§ **Task to complete**: Would you extract the whole listing below and retype it exactly?

====================

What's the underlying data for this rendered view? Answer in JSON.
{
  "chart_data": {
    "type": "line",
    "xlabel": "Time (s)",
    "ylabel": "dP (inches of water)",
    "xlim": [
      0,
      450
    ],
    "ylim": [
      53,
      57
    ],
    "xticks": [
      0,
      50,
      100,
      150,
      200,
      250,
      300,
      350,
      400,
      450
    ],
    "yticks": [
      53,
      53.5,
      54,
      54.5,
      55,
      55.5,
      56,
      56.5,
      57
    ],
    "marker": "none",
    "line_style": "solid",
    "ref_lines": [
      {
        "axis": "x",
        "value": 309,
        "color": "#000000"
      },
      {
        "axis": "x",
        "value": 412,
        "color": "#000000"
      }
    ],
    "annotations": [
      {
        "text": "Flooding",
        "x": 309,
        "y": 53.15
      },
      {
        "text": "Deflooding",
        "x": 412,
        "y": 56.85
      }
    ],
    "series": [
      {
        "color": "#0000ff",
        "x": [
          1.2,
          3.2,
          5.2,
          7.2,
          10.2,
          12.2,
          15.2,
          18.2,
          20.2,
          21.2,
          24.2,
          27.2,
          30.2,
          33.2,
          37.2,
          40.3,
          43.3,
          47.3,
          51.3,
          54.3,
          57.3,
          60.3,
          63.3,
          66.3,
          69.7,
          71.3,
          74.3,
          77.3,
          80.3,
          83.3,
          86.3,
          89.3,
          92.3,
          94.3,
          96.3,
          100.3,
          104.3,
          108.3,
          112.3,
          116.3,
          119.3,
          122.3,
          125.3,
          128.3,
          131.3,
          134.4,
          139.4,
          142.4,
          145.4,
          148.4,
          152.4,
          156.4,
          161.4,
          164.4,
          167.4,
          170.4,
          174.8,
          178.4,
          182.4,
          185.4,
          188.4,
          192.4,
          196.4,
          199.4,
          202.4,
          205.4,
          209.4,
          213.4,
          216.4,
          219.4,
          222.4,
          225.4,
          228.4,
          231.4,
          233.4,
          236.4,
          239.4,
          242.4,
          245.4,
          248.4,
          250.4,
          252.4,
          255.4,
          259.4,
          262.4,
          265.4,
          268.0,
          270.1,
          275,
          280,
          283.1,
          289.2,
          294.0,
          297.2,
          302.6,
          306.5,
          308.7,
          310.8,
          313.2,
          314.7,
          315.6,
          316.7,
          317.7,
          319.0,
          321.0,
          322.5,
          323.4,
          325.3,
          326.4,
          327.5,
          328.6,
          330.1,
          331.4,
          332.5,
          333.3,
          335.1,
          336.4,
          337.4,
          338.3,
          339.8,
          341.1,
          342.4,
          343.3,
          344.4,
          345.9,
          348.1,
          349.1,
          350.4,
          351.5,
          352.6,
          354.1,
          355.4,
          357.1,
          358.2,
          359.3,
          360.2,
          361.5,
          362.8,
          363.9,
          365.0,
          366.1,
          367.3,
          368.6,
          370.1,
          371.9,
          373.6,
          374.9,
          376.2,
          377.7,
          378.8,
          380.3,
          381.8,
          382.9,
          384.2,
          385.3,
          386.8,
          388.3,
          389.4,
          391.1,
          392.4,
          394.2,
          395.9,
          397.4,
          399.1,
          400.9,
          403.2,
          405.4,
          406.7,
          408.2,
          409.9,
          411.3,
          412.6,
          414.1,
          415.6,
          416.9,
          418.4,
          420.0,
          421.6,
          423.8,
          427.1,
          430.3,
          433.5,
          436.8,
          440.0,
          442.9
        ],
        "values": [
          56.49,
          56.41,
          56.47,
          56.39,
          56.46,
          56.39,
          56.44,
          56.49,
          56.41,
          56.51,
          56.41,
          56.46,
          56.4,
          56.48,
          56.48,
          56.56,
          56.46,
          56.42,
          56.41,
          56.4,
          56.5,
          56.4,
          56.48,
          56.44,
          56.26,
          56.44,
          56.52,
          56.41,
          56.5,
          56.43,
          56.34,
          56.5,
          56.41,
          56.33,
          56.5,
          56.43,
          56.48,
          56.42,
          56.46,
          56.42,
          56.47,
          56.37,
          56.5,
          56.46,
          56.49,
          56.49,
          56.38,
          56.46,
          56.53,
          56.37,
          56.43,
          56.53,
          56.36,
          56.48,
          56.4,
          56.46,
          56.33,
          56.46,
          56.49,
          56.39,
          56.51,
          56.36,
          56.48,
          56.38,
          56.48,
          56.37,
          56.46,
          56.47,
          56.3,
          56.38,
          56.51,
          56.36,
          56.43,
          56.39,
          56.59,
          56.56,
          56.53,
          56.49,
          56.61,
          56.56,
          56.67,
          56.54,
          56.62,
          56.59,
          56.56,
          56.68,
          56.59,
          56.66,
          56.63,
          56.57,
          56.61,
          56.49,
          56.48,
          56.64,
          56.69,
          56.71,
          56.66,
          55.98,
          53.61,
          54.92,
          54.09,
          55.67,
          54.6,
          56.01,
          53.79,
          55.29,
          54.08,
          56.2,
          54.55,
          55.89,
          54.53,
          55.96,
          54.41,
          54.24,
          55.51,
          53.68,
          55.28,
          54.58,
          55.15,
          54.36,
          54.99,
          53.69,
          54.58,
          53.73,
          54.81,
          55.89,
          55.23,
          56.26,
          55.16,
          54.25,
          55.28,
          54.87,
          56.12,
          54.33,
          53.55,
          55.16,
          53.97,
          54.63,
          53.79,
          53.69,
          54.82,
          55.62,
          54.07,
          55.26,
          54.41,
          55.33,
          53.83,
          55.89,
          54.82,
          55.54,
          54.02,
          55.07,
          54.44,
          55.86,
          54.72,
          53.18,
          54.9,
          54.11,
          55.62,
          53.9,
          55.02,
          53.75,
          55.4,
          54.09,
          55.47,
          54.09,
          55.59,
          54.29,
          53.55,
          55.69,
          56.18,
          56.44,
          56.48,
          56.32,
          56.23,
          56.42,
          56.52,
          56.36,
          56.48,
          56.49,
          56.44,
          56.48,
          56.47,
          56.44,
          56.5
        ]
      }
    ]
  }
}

====================

§ **Reply**:
What's the underlying data for this rendered view? Answer in JSON.
{
  "chart_data": {
    "type": "line",
    "xlabel": "Time (s)",
    "ylabel": "dP (inches of water)",
    "xlim": [
      0,
      450
    ],
    "ylim": [
      53,
      57
    ],
    "xticks": [
      0,
      50,
      100,
      150,
      200,
      250,
      300,
      350,
      400,
      450
    ],
    "yticks": [
      53,
      53.5,
      54,
      54.5,
      55,
      55.5,
      56,
      56.5,
      57
    ],
    "marker": "none",
    "line_style": "solid",
    "ref_lines": [
      {
        "axis": "x",
        "value": 309,
        "color": "#000000"
      },
      {
        "axis": "x",
        "value": 412,
        "color": "#000000"
      }
    ],
    "annotations": [
      {
        "text": "Flooding",
        "x": 309,
        "y": 53.15
      },
      {
        "text": "Deflooding",
        "x": 412,
        "y": 56.85
      }
    ],
    "series": [
      {
        "color": "#0000ff",
        "x": [
          1.2,
          3.2,
          5.2,
          7.2,
          10.2,
          12.2,
          15.2,
          18.2,
          20.2,
          21.2,
          24.2,
          27.2,
          30.2,
          33.2,
          37.2,
          40.3,
          43.3,
          47.3,
          51.3,
          54.3,
          57.3,
          60.3,
          63.3,
          66.3,
          69.7,
          71.3,
          74.3,
          77.3,
          80.3,
          83.3,
          86.3,
          89.3,
          92.3,
          94.3,
          96.3,
          100.3,
          104.3,
          108.3,
          112.3,
          116.3,
          119.3,
          122.3,
          125.3,
          128.3,
          131.3,
          134.4,
          139.4,
          142.4,
          145.4,
          148.4,
          152.4,
          156.4,
          161.4,
          164.4,
          167.4,
          170.4,
          174.8,
          178.4,
          182.4,
          185.4,
          188.4,
          192.4,
          196.4,
          199.4,
          202.4,
          205.4,
          209.4,
          213.4,
          216.4,
          219.4,
          222.4,
          225.4,
          228.4,
          231.4,
          233.4,
          236.4,
          239.4,
          242.4,
          245.4,
          248.4,
          250.4,
          252.4,
          255.4,
          259.4,
          262.4,
          265.4,
          268.0,
          270.1,
          275,
          280,
          283.1,
          289.2,
          294.0,
          297.2,
          302.6,
          306.5,
          308.7,
          310.8,
          313.2,
          314.7,
          315.6,
          316.7,
          317.7,
          319.0,
          321.0,
          322.5,
          323.4,
          325.3,
          326.4,
          327.5,
          328.6,
          330.1,
          331.4,
          332.5,
          333.3,
          335.1,
          336.4,
          337.4,
          338.3,
          339.8,
          341.1,
          342.4,
          343.3,
          344.4,
          345.9,
          348.1,
          349.1,
          350.4,
          351.5,
          352.6,
          354.1,
          355.4,
          357.1,
          358.2,
          359.3,
          360.2,
          361.5,
          362.8,
          363.9,
          365.0,
          366.1,
          367.3,
          368.6,
          370.1,
          371.9,
          373.6,
          374.9,
          376.2,
          377.7,
          378.8,
          380.3,
          381.8,
          382.9,
          384.2,
          385.3,
          386.8,
          388.3,
          389.4,
          391.1,
          392.4,
          394.2,
          395.9,
          397.4,
          399.1,
          400.9,
          403.2,
          405.4,
          406.7,
          408.2,
          409.9,
          411.3,
          412.6,
          414.1,
          415.6,
          416.9,
          418.4,
          420.0,
          421.6,
          423.8,
          427.1,
          430.3,
          433.5,
          436.8,
          440.0,
          442.9
        ],
        "values": [
          56.49,
          56.41,
          56.47,
          56.39,
          56.46,
          56.39,
          56.44,
          56.49,
          56.41,
          56.51,
          56.41,
          56.46,
          56.4,
          56.48,
          56.48,
          56.56,
          56.46,
          56.42,
          56.41,
          56.4,
          56.5,
          56.4,
          56.48,
          56.44,
          56.26,
          56.44,
          56.52,
          56.41,
          56.5,
          56.43,
          56.34,
          56.5,
          56.41,
          56.33,
          56.5,
          56.43,
          56.48,
          56.42,
          56.46,
          56.42,
          56.47,
          56.37,
          56.5,
          56.46,
          56.49,
          56.49,
          56.38,
          56.46,
          56.53,
          56.37,
          56.43,
          56.53,
          56.36,
          56.48,
          56.4,
          56.46,
          56.33,
          56.46,
          56.49,
          56.39,
          56.51,
          56.36,
          56.48,
          56.38,
          56.48,
          56.37,
          56.46,
          56.47,
          56.3,
          56.38,
          56.51,
          56.36,
          56.43,
          56.39,
          56.59,
          56.56,
          56.53,
          56.49,
          56.61,
          56.56,
          56.67,
          56.54,
          56.62,
          56.59,
          56.56,
          56.68,
          56.59,
          56.66,
          56.63,
          56.57,
          56.61,
          56.49,
          56.48,
          56.64,
          56.69,
          56.71,
          56.66,
          55.98,
          53.61,
          54.92,
          54.09,
          55.67,
          54.6,
          56.01,
          53.79,
          55.29,
          54.08,
          56.2,
          54.55,
          55.89,
          54.53,
          55.96,
          54.41,
          54.24,
          55.51,
          53.68,
          55.28,
          54.58,
          55.15,
          54.36,
          54.99,
          53.69,
          54.58,
          53.73,
          54.81,
          55.89,
          55.23,
          56.26,
          55.16,
          54.25,
          55.28,
          54.87,
          56.12,
          54.33,
          53.55,
          55.16,
          53.97,
          54.63,
          53.79,
          53.69,
          54.82,
          55.62,
          54.07,
          55.26,
          54.41,
          55.33,
          53.83,
          55.89,
          54.82,
          55.54,
          54.02,
          55.07,
          54.44,
          55.86,
          54.72,
          53.18,
          54.9,
          54.11,
          55.62,
          53.9,
          55.02,
          53.75,
          55.4,
          54.09,
          55.47,
          54.09,
          55.59,
          54.29,
          53.55,
          55.69,
          56.18,
          56.44,
          56.48,
          56.32,
          56.23,
          56.42,
          56.52,
          56.36,
          56.48,
          56.49,
          56.44,
          56.48,
          56.47,
          56.44,
          56.5
        ]
      }
    ]
  }
}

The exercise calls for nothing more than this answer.